DATA LINES:

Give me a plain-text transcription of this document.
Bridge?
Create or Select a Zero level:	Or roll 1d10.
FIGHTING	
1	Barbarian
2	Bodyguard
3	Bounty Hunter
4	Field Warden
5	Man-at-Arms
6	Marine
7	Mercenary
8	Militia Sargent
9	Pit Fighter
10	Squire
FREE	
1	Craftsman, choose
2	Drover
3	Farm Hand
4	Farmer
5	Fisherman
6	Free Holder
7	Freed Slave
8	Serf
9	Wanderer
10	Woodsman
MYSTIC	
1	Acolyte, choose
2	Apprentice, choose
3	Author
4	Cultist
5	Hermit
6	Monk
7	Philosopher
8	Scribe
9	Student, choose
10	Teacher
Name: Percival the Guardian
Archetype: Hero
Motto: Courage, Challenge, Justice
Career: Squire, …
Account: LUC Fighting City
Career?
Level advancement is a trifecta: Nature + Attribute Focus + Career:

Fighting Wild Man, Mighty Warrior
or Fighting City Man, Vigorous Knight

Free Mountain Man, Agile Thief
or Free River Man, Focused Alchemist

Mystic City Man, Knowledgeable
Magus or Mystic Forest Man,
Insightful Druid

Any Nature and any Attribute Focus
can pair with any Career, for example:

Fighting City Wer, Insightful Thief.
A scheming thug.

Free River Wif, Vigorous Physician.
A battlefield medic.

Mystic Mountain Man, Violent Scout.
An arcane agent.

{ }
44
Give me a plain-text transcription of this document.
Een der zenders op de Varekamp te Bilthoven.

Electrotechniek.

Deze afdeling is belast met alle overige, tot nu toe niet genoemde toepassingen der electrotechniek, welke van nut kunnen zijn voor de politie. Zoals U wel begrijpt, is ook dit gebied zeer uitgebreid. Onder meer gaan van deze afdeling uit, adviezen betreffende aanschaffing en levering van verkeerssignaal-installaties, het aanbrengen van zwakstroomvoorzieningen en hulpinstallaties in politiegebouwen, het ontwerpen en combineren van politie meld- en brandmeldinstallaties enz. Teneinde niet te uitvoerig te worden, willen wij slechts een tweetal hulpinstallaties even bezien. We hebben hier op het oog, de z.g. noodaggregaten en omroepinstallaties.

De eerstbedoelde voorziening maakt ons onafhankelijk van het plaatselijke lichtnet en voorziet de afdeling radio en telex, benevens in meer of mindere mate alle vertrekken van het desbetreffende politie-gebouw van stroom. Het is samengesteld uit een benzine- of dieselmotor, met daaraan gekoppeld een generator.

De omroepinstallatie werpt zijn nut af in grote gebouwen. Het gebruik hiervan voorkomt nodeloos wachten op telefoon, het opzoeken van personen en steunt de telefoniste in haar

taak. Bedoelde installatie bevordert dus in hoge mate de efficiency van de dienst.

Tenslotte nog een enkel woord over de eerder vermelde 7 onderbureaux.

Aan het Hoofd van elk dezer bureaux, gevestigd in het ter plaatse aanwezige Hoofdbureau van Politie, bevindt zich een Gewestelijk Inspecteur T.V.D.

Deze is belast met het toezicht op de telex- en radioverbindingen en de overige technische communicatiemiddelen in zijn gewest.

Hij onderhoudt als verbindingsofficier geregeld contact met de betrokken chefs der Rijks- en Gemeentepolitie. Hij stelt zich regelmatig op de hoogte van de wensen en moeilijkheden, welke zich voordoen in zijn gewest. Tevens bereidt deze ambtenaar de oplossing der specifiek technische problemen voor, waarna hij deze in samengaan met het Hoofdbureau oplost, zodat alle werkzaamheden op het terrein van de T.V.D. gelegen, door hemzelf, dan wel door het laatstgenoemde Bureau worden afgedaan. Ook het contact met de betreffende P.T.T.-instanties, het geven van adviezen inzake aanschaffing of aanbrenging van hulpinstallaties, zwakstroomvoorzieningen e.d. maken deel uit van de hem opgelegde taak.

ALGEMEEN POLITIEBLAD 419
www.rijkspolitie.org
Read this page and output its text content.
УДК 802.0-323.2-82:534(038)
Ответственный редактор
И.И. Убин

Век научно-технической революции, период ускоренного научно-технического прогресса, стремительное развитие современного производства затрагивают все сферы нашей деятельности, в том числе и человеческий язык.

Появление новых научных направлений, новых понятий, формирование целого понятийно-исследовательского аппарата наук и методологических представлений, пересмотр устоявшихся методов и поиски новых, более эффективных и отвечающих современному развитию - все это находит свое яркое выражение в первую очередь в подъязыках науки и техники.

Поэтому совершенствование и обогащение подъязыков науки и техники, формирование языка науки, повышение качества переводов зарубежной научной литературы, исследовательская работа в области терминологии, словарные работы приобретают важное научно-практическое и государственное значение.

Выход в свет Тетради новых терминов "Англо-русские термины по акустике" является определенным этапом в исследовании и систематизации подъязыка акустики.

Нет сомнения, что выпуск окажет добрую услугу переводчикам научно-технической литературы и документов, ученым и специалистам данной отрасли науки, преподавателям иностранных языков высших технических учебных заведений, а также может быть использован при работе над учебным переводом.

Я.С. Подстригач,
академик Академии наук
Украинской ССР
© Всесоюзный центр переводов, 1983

AIM OF THE EXERCISE: In the lines above, locate the string "Vigorous". Copy every line where it occurs.

SOLUTION:
or Fighting City Man, Vigorous Knight
Free River Wif, Vigorous Physician.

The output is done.